TASK REQUIREMENTS >> Quote the whole listing word for word. Do not include the pictures.

[Collected data]
════════════════

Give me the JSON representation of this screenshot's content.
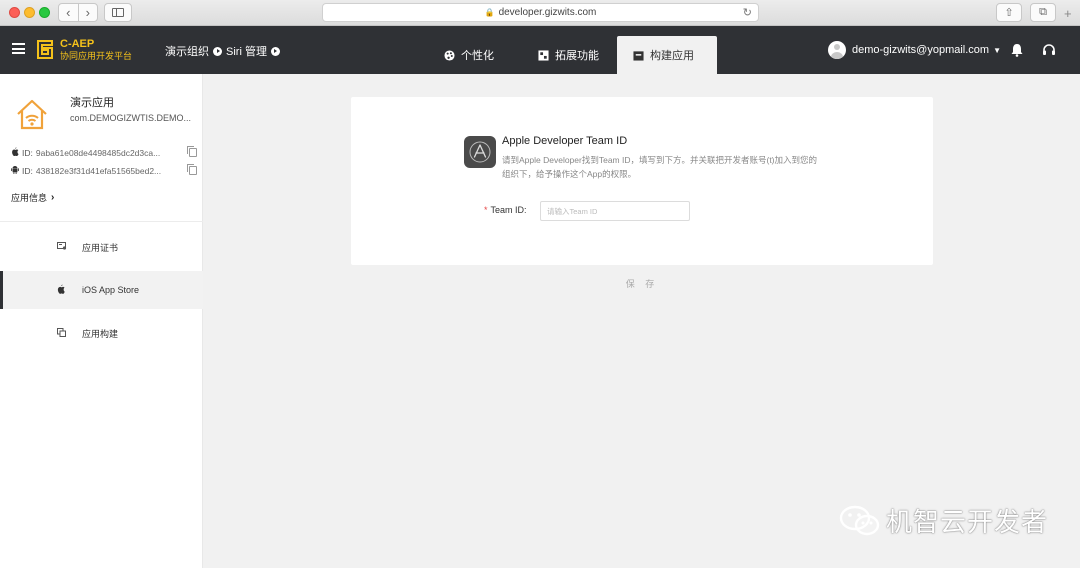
{
  "browser": {
    "url": "developer.gizwits.com",
    "back_icon": "‹",
    "forward_icon": "›"
  },
  "header": {
    "brand_name": "C-AEP",
    "brand_sub": "协同应用开发平台",
    "breadcrumb": [
      "演示组织",
      "Siri 管理"
    ],
    "tabs": [
      {
        "label": "个性化",
        "icon": "palette-icon"
      },
      {
        "label": "拓展功能",
        "icon": "puzzle-icon"
      },
      {
        "label": "构建应用",
        "icon": "build-icon"
      }
    ],
    "active_tab": "构建应用",
    "user_email": "demo-gizwits@yopmail.com",
    "accent_color": "#f5c21b",
    "bg_color": "#2f3135"
  },
  "sidebar": {
    "app_name": "演示应用",
    "bundle_id": "com.DEMOGIZWTIS.DEMO...",
    "ios_id_label": "ID:",
    "ios_id": "9aba61e08de4498485dc2d3ca...",
    "android_id_label": "ID:",
    "android_id": "438182e3f31d41efa51565bed2...",
    "app_info": "应用信息",
    "items": [
      {
        "label": "应用证书",
        "icon": "certificate-icon"
      },
      {
        "label": "iOS App Store",
        "icon": "apple-icon"
      },
      {
        "label": "应用构建",
        "icon": "copy-icon"
      }
    ]
  },
  "main": {
    "title": "Apple Developer Team ID",
    "description": "请到Apple Developer找到Team ID，填写到下方。并关联把开发者账号(t)加入到您的组织下，给予操作这个App的权限。",
    "field_label": "Team ID:",
    "field_required": "*",
    "field_placeholder": "请输入Team ID",
    "field_value": "",
    "save_label": "保 存"
  },
  "watermark": {
    "text": "机智云开发者"
  }
}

════════════════

RESULT >>
Give me the JSON representation of this screenshot's content.
{
  "browser": {
    "url": "developer.gizwits.com",
    "back_icon": "‹",
    "forward_icon": "›"
  },
  "header": {
    "brand_name": "C-AEP",
    "brand_sub": "协同应用开发平台",
    "breadcrumb": [
      "演示组织",
      "Siri 管理"
    ],
    "tabs": [
      {
        "label": "个性化",
        "icon": "palette-icon"
      },
      {
        "label": "拓展功能",
        "icon": "puzzle-icon"
      },
      {
        "label": "构建应用",
        "icon": "build-icon"
      }
    ],
    "active_tab": "构建应用",
    "user_email": "demo-gizwits@yopmail.com",
    "accent_color": "#f5c21b",
    "bg_color": "#2f3135"
  },
  "sidebar": {
    "app_name": "演示应用",
    "bundle_id": "com.DEMOGIZWTIS.DEMO...",
    "ios_id_label": "ID:",
    "ios_id": "9aba61e08de4498485dc2d3ca...",
    "android_id_label": "ID:",
    "android_id": "438182e3f31d41efa51565bed2...",
    "app_info": "应用信息",
    "items": [
      {
        "label": "应用证书",
        "icon": "certificate-icon"
      },
      {
        "label": "iOS App Store",
        "icon": "apple-icon"
      },
      {
        "label": "应用构建",
        "icon": "copy-icon"
      }
    ]
  },
  "main": {
    "title": "Apple Developer Team ID",
    "description": "请到Apple Developer找到Team ID，填写到下方。并关联把开发者账号(t)加入到您的组织下，给予操作这个App的权限。",
    "field_label": "Team ID:",
    "field_required": "*",
    "field_placeholder": "请输入Team ID",
    "field_value": "",
    "save_label": "保 存"
  },
  "watermark": {
    "text": "机智云开发者"
  }
}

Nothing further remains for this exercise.